_Task directions_. Copy every line of the material below word for word.

_Extracted records_.
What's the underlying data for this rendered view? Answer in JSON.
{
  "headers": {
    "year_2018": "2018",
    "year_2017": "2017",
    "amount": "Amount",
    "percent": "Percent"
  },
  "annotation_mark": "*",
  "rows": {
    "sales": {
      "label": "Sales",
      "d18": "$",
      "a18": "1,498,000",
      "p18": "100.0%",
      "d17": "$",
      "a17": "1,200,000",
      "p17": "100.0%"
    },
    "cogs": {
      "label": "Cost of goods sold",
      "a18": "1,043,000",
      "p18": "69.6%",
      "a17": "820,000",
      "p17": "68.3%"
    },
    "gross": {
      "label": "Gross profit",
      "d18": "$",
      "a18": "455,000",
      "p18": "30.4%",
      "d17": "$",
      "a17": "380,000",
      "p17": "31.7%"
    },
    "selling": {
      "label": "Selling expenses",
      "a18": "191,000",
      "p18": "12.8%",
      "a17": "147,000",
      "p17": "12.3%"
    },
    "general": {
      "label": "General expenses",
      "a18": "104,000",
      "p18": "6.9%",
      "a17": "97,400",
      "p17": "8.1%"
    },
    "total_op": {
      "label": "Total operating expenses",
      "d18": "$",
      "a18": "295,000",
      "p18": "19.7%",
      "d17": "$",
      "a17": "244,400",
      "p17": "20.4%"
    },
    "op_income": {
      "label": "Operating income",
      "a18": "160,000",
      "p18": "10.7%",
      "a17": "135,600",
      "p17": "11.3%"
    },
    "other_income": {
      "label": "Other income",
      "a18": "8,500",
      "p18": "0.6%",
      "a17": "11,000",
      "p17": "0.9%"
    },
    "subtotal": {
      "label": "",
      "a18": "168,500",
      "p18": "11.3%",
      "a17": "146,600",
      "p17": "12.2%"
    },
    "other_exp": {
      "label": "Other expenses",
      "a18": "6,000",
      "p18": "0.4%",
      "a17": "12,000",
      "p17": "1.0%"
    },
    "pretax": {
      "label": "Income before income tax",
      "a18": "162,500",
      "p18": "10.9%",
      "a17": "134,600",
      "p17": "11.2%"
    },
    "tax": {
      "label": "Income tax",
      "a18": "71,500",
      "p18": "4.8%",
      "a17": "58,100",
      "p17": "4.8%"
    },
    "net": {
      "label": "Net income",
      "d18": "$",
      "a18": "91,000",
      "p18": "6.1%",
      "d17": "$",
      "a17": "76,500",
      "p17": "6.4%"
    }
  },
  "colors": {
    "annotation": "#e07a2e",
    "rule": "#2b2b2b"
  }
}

_Answer to the exercise_.
What's the underlying data for this rendered view? Answer in JSON.
{
  "headers": {
    "year_2018": "2018",
    "year_2017": "2017",
    "amount": "Amount",
    "percent": "Percent"
  },
  "annotation_mark": "*",
  "rows": {
    "sales": {
      "label": "Sales",
      "d18": "$",
      "a18": "1,498,000",
      "p18": "100.0%",
      "d17": "$",
      "a17": "1,200,000",
      "p17": "100.0%"
    },
    "cogs": {
      "label": "Cost of goods sold",
      "a18": "1,043,000",
      "p18": "69.6%",
      "a17": "820,000",
      "p17": "68.3%"
    },
    "gross": {
      "label": "Gross profit",
      "d18": "$",
      "a18": "455,000",
      "p18": "30.4%",
      "d17": "$",
      "a17": "380,000",
      "p17": "31.7%"
    },
    "selling": {
      "label": "Selling expenses",
      "a18": "191,000",
      "p18": "12.8%",
      "a17": "147,000",
      "p17": "12.3%"
    },
    "general": {
      "label": "General expenses",
      "a18": "104,000",
      "p18": "6.9%",
      "a17": "97,400",
      "p17": "8.1%"
    },
    "total_op": {
      "label": "Total operating expenses",
      "d18": "$",
      "a18": "295,000",
      "p18": "19.7%",
      "d17": "$",
      "a17": "244,400",
      "p17": "20.4%"
    },
    "op_income": {
      "label": "Operating income",
      "a18": "160,000",
      "p18": "10.7%",
      "a17": "135,600",
      "p17": "11.3%"
    },
    "other_income": {
      "label": "Other income",
      "a18": "8,500",
      "p18": "0.6%",
      "a17": "11,000",
      "p17": "0.9%"
    },
    "subtotal": {
      "label": "",
      "a18": "168,500",
      "p18": "11.3%",
      "a17": "146,600",
      "p17": "12.2%"
    },
    "other_exp": {
      "label": "Other expenses",
      "a18": "6,000",
      "p18": "0.4%",
      "a17": "12,000",
      "p17": "1.0%"
    },
    "pretax": {
      "label": "Income before income tax",
      "a18": "162,500",
      "p18": "10.9%",
      "a17": "134,600",
      "p17": "11.2%"
    },
    "tax": {
      "label": "Income tax",
      "a18": "71,500",
      "p18": "4.8%",
      "a17": "58,100",
      "p17": "4.8%"
    },
    "net": {
      "label": "Net income",
      "d18": "$",
      "a18": "91,000",
      "p18": "6.1%",
      "d17": "$",
      "a17": "76,500",
      "p17": "6.4%"
    }
  },
  "colors": {
    "annotation": "#e07a2e",
    "rule": "#2b2b2b"
  }
}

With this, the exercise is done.